Dataset items:
________________

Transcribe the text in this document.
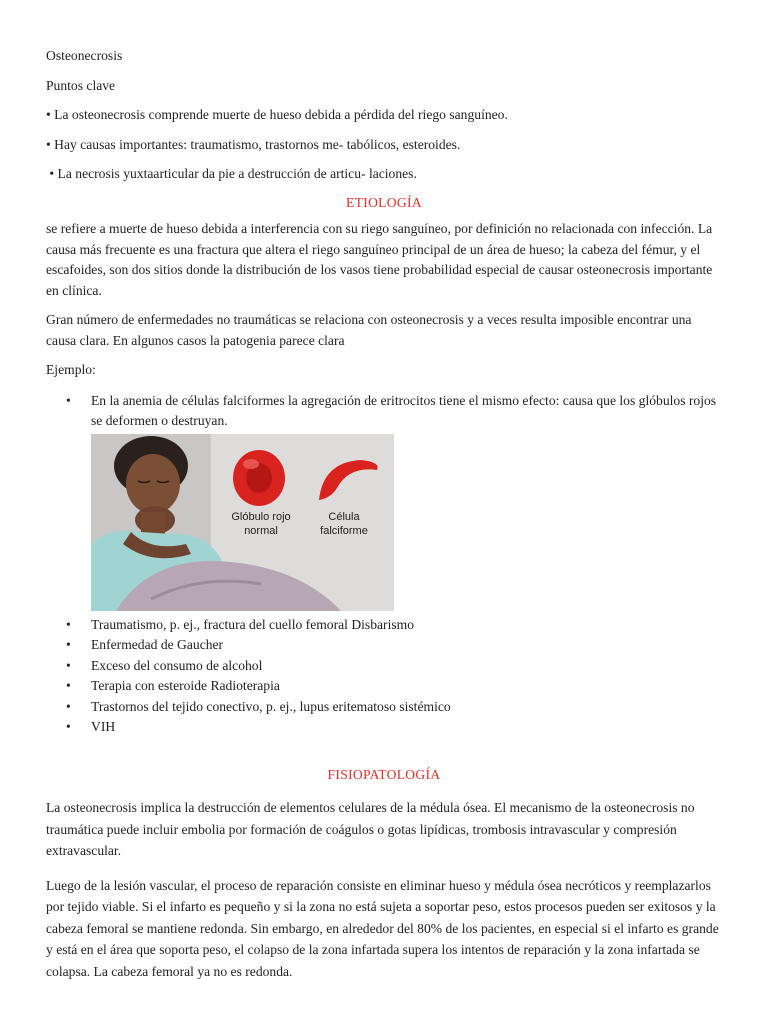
Osteonecrosis

Puntos clave

• La osteonecrosis comprende muerte de hueso debida a pérdida del riego sanguíneo.

• Hay causas importantes: traumatismo, trastornos me- tabólicos, esteroides.

• La necrosis yuxtaarticular da pie a destrucción de articu- laciones.

ETIOLOGÍA

se refiere a muerte de hueso debida a interferencia con su riego sanguíneo, por definición no relacionada con infección. La causa más frecuente es una fractura que altera el riego sanguíneo principal de un área de hueso; la cabeza del fémur, y el escafoides, son dos sitios donde la distribución de los vasos tiene probabilidad especial de causar osteonecrosis importante en clínica.

Gran número de enfermedades no traumáticas se relaciona con osteonecrosis y a veces resulta imposible encontrar una causa clara. En algunos casos la patogenia parece clara

Ejemplo:

• En la anemia de células falciformes la agregación de eritrocitos tiene el mismo efecto: causa que los glóbulos rojos se deformen o destruyan.
Glóbulo rojo normal
Célula falciforme
• Traumatismo, p. ej., fractura del cuello femoral Disbarismo
• Enfermedad de Gaucher
• Exceso del consumo de alcohol
• Terapia con esteroide Radioterapia
• Trastornos del tejido conectivo, p. ej., lupus eritematoso sistémico
• VIH

FISIOPATOLOGÍA

La osteonecrosis implica la destrucción de elementos celulares de la médula ósea. El mecanismo de la osteonecrosis no traumática puede incluir embolia por formación de coágulos o gotas lipídicas, trombosis intravascular y compresión extravascular.

Luego de la lesión vascular, el proceso de reparación consiste en eliminar hueso y médula ósea necróticos y reemplazarlos por tejido viable. Si el infarto es pequeño y si la zona no está sujeta a soportar peso, estos procesos pueden ser exitosos y la cabeza femoral se mantiene redonda. Sin embargo, en alrededor del 80% de los pacientes, en especial si el infarto es grande y está en el área que soporta peso, el colapso de la zona infartada supera los intentos de reparación y la zona infartada se colapsa. La cabeza femoral ya no es redonda.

________________

Task instructions: Copy out the whole listing exactly, and don't carry over any pictures.

Full solution:
Transcribe the text in this document.
Osteonecrosis

Puntos clave

• La osteonecrosis comprende muerte de hueso debida a pérdida del riego sanguíneo.

• Hay causas importantes: traumatismo, trastornos me- tabólicos, esteroides.

• La necrosis yuxtaarticular da pie a destrucción de articu- laciones.

ETIOLOGÍA

se refiere a muerte de hueso debida a interferencia con su riego sanguíneo, por definición no relacionada con infección. La causa más frecuente es una fractura que altera el riego sanguíneo principal de un área de hueso; la cabeza del fémur, y el escafoides, son dos sitios donde la distribución de los vasos tiene probabilidad especial de causar osteonecrosis importante en clínica.

Gran número de enfermedades no traumáticas se relaciona con osteonecrosis y a veces resulta imposible encontrar una causa clara. En algunos casos la patogenia parece clara

Ejemplo:

• En la anemia de células falciformes la agregación de eritrocitos tiene el mismo efecto: causa que los glóbulos rojos se deformen o destruyan.
Glóbulo rojo normal
Célula falciforme
• Traumatismo, p. ej., fractura del cuello femoral Disbarismo
• Enfermedad de Gaucher
• Exceso del consumo de alcohol
• Terapia con esteroide Radioterapia
• Trastornos del tejido conectivo, p. ej., lupus eritematoso sistémico
• VIH

FISIOPATOLOGÍA

La osteonecrosis implica la destrucción de elementos celulares de la médula ósea. El mecanismo de la osteonecrosis no traumática puede incluir embolia por formación de coágulos o gotas lipídicas, trombosis intravascular y compresión extravascular.

Luego de la lesión vascular, el proceso de reparación consiste en eliminar hueso y médula ósea necróticos y reemplazarlos por tejido viable. Si el infarto es pequeño y si la zona no está sujeta a soportar peso, estos procesos pueden ser exitosos y la cabeza femoral se mantiene redonda. Sin embargo, en alrededor del 80% de los pacientes, en especial si el infarto es grande y está en el área que soporta peso, el colapso de la zona infartada supera los intentos de reparación y la zona infartada se colapsa. La cabeza femoral ya no es redonda.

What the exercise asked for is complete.